--- Source ---
** Start **
External Publication

Visit Post

Removing the embedding from my embedding: a byte transformer with a 0-parameter input layer (25M, single RTX 4070)

Hugging Face Forums [Unofficial] June 13, 2026

Source

Hmm… maybe something like this?:

I think this makes the earlier HoLo/HSL line much sharper.

I would read this less as “removing embeddings” in the broad, final sense, and more as a front-door experiment :

how much input geometry has to be learned before attention sees the bytes?

That framing makes the result easier to place. The interesting claim does not seem to be simply “no embeddings.” There is already a close embedding-free byte precedent in Shaham & Levy, Neural Machine Translation without Embeddings, where UTF-8 bytes can be represented with one-hot vectors instead of a learned embedding layer.

The sharper claim here seems to be the combination:

zero learned input door + K-byte packing + deterministic HSL geometry

That puts HoLo_ZeRo between a few existing lines of work:

Existing thread	What it already covers	What HoLo_ZeRo adds
Shaham & Levy	Embedding-free byte input via one-hot bytes	A packed, shorter-than-raw-byte-position input using deterministic HSL geometry
CANINE / Charformer	Token-free character/byte modeling with downsampling or learned subword formation	A zero learned input door rather than a learned front-end
MEGABYTE	Byte patching with local/global multiscale modeling	Fixed HSL feature packing instead of learned/local patch modeling
Byte Latent Transformer	Dynamic byte patches and FLOP-controlled byte scaling	Deterministic K-packing as a simpler fixed front door
fixed / random / compressed feature maps	Learned embeddings are not the only way to create vector input	Structured byte-signal geometry as the fixed map

So the way I would summarize the research position is:

Shaham & Levy asks: can bytes avoid learned embeddings? Charformer / MEGABYTE / BLT ask: how do we shorten byte streams? HoLo_ZeRo asks: can we do both with a deterministic byte-signal front door?
** End **
--- Objective ---
Translate the sentence "That framing makes the result easier to place." from the forum post above into Spanish.

--- Provided information ---
** Start **
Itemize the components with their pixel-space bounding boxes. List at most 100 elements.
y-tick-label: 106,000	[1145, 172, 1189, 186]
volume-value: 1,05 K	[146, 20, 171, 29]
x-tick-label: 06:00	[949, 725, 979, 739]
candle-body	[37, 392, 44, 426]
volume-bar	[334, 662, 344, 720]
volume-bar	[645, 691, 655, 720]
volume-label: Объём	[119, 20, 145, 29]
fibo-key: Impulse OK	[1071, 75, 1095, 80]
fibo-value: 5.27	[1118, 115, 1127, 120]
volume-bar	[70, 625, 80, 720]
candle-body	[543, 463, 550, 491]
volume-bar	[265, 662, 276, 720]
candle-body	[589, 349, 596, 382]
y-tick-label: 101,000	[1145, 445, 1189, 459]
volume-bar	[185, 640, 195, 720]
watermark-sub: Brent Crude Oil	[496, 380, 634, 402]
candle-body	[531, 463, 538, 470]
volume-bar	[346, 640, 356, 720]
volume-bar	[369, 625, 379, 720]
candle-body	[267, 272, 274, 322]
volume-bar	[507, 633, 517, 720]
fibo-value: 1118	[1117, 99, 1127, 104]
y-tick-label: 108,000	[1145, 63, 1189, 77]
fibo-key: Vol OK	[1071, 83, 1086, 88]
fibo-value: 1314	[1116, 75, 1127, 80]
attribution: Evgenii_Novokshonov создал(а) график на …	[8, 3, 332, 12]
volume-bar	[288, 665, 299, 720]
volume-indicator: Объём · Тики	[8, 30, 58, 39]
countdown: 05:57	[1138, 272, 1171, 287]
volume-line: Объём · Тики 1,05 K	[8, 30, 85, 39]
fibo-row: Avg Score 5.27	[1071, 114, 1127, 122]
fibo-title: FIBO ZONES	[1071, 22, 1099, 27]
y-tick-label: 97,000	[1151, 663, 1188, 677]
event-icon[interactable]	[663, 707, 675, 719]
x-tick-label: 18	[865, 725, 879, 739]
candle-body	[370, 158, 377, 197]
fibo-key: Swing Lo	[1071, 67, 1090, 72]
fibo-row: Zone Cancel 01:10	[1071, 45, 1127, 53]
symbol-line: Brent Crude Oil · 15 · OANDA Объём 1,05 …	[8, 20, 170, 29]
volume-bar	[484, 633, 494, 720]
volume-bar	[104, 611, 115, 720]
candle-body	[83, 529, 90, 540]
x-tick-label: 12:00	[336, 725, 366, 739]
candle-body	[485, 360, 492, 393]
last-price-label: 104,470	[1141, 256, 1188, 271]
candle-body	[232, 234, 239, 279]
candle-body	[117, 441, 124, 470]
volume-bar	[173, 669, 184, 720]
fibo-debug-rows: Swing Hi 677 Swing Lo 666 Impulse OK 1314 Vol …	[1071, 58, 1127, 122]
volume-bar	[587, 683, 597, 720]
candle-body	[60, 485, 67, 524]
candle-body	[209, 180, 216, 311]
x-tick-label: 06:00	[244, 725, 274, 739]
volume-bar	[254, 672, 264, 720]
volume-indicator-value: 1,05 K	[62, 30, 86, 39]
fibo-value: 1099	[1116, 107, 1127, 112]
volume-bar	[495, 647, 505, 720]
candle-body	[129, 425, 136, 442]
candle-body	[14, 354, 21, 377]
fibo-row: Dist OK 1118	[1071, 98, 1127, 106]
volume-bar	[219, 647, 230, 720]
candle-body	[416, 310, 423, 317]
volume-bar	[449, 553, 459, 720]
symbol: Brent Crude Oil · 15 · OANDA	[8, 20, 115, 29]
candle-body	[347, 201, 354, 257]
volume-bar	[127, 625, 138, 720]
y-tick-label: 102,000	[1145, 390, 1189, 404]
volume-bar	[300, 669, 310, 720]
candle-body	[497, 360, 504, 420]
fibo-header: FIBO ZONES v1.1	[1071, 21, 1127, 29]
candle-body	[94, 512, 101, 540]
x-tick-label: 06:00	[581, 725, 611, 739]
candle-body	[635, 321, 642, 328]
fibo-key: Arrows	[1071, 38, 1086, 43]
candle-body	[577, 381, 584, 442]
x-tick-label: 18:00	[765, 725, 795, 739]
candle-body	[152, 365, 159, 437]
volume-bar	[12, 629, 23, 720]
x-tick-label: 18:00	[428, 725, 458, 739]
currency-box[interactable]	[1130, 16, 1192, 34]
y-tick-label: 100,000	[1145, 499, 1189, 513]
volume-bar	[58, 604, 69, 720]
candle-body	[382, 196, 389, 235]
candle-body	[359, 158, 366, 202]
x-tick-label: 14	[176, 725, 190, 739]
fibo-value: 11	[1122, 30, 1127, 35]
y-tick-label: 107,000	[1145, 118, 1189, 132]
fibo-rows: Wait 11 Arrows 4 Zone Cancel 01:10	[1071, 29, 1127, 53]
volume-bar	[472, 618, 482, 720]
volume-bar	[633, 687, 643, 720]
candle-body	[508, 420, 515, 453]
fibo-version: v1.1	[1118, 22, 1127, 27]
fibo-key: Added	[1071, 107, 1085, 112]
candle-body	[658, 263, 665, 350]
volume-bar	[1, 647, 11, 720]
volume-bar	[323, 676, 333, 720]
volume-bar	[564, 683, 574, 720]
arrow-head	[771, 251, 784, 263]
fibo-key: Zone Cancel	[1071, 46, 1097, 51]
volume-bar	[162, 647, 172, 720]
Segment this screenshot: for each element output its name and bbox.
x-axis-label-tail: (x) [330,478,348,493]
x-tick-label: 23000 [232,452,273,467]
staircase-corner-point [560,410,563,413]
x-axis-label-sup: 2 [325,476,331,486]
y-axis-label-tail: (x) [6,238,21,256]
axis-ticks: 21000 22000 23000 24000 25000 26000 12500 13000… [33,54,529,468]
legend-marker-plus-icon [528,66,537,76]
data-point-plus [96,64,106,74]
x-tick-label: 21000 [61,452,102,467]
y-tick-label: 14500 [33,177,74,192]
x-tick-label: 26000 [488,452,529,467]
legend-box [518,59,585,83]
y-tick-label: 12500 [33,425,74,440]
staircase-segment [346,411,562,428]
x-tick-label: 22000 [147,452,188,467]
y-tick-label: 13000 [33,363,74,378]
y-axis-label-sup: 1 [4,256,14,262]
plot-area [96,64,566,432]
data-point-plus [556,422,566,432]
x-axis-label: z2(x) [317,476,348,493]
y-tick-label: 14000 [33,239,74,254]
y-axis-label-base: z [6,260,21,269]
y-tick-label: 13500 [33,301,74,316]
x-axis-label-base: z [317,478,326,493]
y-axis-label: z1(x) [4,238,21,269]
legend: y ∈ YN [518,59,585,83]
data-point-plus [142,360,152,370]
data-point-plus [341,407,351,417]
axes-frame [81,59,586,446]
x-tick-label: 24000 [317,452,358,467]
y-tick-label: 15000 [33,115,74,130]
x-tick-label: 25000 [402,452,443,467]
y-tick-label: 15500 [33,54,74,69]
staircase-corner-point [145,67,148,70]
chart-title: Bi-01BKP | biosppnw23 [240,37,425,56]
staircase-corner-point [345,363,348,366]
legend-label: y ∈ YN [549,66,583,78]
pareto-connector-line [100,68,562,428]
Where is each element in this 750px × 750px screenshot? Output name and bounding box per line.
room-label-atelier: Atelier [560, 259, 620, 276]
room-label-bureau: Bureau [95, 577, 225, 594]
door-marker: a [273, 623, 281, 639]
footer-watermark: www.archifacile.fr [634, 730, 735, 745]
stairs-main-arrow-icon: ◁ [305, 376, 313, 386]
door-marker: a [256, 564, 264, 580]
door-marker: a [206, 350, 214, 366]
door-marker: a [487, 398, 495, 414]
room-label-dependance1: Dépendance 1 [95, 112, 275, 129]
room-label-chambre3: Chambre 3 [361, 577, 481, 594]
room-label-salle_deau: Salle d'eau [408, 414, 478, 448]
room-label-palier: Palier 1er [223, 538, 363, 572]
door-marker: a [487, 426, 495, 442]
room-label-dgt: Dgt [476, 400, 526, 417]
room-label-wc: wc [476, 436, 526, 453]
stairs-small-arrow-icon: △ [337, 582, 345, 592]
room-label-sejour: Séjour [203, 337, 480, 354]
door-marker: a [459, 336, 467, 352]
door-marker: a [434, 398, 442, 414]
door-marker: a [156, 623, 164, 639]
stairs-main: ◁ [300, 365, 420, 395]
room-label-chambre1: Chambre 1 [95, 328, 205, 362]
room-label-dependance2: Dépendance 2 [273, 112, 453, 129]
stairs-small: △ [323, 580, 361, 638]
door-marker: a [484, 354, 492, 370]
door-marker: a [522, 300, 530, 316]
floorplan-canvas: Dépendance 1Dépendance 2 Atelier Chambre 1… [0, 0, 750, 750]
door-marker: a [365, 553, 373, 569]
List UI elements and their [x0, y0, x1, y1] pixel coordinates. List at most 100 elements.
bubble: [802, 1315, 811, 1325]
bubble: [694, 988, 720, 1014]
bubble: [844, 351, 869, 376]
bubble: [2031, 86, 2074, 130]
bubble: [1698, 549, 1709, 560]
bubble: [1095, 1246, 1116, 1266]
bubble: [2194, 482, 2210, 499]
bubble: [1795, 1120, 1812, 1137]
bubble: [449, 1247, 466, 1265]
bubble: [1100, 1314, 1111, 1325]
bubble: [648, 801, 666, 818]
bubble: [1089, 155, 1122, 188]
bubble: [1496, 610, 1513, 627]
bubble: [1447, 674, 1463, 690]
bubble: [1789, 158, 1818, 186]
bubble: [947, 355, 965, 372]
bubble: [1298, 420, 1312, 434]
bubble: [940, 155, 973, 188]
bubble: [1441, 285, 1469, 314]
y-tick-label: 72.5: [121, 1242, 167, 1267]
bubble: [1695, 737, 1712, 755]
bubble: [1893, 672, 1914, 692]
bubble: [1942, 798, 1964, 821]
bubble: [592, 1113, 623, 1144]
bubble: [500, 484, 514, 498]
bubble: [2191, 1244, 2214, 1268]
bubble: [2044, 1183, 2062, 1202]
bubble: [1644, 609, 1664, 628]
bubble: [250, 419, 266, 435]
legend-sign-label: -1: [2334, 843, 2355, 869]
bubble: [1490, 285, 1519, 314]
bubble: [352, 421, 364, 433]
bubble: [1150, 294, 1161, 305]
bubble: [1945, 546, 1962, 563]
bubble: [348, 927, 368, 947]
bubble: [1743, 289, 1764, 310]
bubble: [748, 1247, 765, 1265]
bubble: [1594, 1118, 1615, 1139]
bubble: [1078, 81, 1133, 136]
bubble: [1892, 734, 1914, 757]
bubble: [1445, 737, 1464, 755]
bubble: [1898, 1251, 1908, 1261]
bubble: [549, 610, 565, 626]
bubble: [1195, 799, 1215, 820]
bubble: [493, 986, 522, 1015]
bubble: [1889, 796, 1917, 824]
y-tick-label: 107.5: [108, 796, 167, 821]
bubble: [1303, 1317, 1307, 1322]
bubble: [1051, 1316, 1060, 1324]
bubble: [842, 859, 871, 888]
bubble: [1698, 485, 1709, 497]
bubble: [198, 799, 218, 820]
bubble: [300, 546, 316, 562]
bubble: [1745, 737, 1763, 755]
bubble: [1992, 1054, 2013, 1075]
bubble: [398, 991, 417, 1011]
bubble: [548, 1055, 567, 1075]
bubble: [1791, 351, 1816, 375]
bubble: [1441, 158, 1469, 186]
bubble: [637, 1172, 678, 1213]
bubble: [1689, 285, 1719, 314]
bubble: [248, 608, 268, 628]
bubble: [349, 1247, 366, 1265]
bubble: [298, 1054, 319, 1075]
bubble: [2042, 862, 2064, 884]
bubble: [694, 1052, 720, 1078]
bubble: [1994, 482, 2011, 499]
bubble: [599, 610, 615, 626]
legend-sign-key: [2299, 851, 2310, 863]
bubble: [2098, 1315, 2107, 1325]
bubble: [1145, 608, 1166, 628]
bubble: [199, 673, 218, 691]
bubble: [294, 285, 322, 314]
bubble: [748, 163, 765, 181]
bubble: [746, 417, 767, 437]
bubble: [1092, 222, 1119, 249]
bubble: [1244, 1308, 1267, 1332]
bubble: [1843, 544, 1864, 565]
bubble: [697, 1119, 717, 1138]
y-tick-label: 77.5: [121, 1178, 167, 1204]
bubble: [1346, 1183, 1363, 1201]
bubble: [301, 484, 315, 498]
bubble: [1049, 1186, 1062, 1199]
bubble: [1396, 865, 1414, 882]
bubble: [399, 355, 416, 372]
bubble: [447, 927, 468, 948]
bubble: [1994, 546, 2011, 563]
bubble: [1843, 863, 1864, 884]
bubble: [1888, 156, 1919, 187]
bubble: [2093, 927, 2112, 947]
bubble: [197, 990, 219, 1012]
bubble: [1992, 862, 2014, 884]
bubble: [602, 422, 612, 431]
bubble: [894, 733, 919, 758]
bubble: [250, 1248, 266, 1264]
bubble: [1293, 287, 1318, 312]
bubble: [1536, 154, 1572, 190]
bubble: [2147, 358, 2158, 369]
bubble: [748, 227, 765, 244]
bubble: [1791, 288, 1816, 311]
** End **
--- Result of the exercise ---
Ese enfoque hace que el resultado sea más fácil de ubicar.